◆ Given information ◆
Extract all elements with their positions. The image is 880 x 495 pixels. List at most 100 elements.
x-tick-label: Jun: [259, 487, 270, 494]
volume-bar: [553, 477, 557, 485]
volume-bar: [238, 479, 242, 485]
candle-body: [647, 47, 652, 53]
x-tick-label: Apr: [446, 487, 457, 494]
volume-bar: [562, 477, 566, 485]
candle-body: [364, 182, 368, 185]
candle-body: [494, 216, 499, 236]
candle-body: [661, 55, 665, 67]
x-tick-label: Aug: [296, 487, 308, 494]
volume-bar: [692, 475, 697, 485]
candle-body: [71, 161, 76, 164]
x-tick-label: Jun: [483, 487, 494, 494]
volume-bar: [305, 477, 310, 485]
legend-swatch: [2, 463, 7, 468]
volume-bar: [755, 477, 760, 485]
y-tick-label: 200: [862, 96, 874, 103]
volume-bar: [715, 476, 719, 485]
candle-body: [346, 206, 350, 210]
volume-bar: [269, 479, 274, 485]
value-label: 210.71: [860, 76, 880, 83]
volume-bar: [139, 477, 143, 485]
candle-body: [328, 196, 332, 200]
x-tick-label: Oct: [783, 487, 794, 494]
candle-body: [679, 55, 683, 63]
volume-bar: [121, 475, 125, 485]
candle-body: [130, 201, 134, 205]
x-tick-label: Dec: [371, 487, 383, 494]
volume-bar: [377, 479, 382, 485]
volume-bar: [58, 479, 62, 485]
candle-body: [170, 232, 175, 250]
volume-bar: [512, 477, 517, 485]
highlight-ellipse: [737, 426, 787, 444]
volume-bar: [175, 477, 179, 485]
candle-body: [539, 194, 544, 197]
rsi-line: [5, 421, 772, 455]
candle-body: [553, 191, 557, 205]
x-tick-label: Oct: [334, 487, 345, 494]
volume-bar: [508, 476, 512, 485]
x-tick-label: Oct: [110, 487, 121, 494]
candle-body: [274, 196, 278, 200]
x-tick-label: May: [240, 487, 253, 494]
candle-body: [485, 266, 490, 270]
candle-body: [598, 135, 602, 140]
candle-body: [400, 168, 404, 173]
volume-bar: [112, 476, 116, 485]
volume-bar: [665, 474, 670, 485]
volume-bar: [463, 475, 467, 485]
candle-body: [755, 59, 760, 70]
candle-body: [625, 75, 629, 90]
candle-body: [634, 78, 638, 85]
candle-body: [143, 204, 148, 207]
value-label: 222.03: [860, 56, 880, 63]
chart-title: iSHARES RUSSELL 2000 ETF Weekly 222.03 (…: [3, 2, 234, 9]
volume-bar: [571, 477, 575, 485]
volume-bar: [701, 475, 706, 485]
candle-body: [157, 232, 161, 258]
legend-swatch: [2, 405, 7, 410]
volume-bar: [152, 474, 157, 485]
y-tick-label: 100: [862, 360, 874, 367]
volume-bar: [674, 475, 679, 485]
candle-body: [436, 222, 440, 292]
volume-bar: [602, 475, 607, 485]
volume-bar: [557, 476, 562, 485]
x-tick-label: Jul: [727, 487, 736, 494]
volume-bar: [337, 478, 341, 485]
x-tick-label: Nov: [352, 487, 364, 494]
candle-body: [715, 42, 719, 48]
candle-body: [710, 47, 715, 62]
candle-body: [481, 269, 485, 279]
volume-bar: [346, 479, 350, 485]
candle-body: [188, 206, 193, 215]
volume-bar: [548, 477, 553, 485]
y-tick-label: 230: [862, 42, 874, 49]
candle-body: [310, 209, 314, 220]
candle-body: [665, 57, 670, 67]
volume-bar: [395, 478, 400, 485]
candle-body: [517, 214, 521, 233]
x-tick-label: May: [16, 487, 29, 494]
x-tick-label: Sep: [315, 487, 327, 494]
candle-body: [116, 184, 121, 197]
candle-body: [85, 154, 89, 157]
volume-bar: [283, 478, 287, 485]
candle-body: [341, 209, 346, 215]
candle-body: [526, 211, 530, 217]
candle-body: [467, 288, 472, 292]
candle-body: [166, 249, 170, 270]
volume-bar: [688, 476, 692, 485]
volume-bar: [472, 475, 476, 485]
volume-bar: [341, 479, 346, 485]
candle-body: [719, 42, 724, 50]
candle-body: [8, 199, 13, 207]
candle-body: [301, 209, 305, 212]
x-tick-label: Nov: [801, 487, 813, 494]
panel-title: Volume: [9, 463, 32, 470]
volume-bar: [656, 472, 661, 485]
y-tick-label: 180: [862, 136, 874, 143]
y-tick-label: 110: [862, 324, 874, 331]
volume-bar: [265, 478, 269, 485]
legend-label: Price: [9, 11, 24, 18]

---

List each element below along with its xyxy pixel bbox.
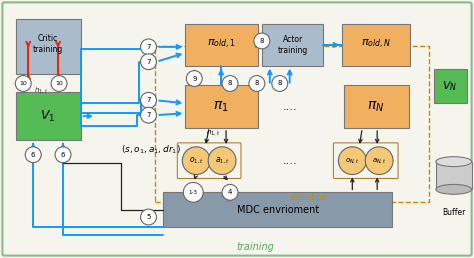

◆ Task goal ◆
Put the lines of the data above, starting at the one containing "Extract all elements" and ending at the one containing "highlight-ellipse: [737, 426, 787, 444]", into a Markdown table with the columns Row and Line. Number each row and leave out any blank lines.

◆ Solution for this task ◆
| Row | Line |
|---|---|
| 1 | Extract all elements with their positions. The image is 880 x 495 pixels. List at most 100 elements. |
| 2 | x-tick-label: Jun: [259, 487, 270, 494] |
| 3 | volume-bar: [553, 477, 557, 485] |
| 4 | volume-bar: [238, 479, 242, 485] |
| 5 | candle-body: [647, 47, 652, 53] |
| 6 | x-tick-label: Apr: [446, 487, 457, 494] |
| 7 | volume-bar: [562, 477, 566, 485] |
| 8 | candle-body: [364, 182, 368, 185] |
| 9 | candle-body: [494, 216, 499, 236] |
| 10 | candle-body: [661, 55, 665, 67] |
| 11 | x-tick-label: Aug: [296, 487, 308, 494] |
| 12 | volume-bar: [692, 475, 697, 485] |
| 13 | candle-body: [71, 161, 76, 164] |
| 14 | x-tick-label: Jun: [483, 487, 494, 494] |
| 15 | volume-bar: [305, 477, 310, 485] |
| 16 | legend-swatch: [2, 463, 7, 468] |
| 17 | volume-bar: [755, 477, 760, 485] |
| 18 | y-tick-label: 200: [862, 96, 874, 103] |
| 19 | volume-bar: [715, 476, 719, 485] |
| 20 | candle-body: [346, 206, 350, 210] |
| 21 | volume-bar: [269, 479, 274, 485] |
| 22 | value-label: 210.71: [860, 76, 880, 83] |
| 23 | volume-bar: [139, 477, 143, 485] |
| 24 | candle-body: [328, 196, 332, 200] |
| 25 | x-tick-label: Oct: [783, 487, 794, 494] |
| 26 | candle-body: [679, 55, 683, 63] |
| 27 | volume-bar: [121, 475, 125, 485] |
| 28 | candle-body: [130, 201, 134, 205] |
| 29 | x-tick-label: Dec: [371, 487, 383, 494] |
| 30 | volume-bar: [377, 479, 382, 485] |
| 31 | volume-bar: [58, 479, 62, 485] |
| 32 | candle-body: [170, 232, 175, 250] |
| 33 | volume-bar: [512, 477, 517, 485] |
| 34 | highlight-ellipse: [737, 426, 787, 444] |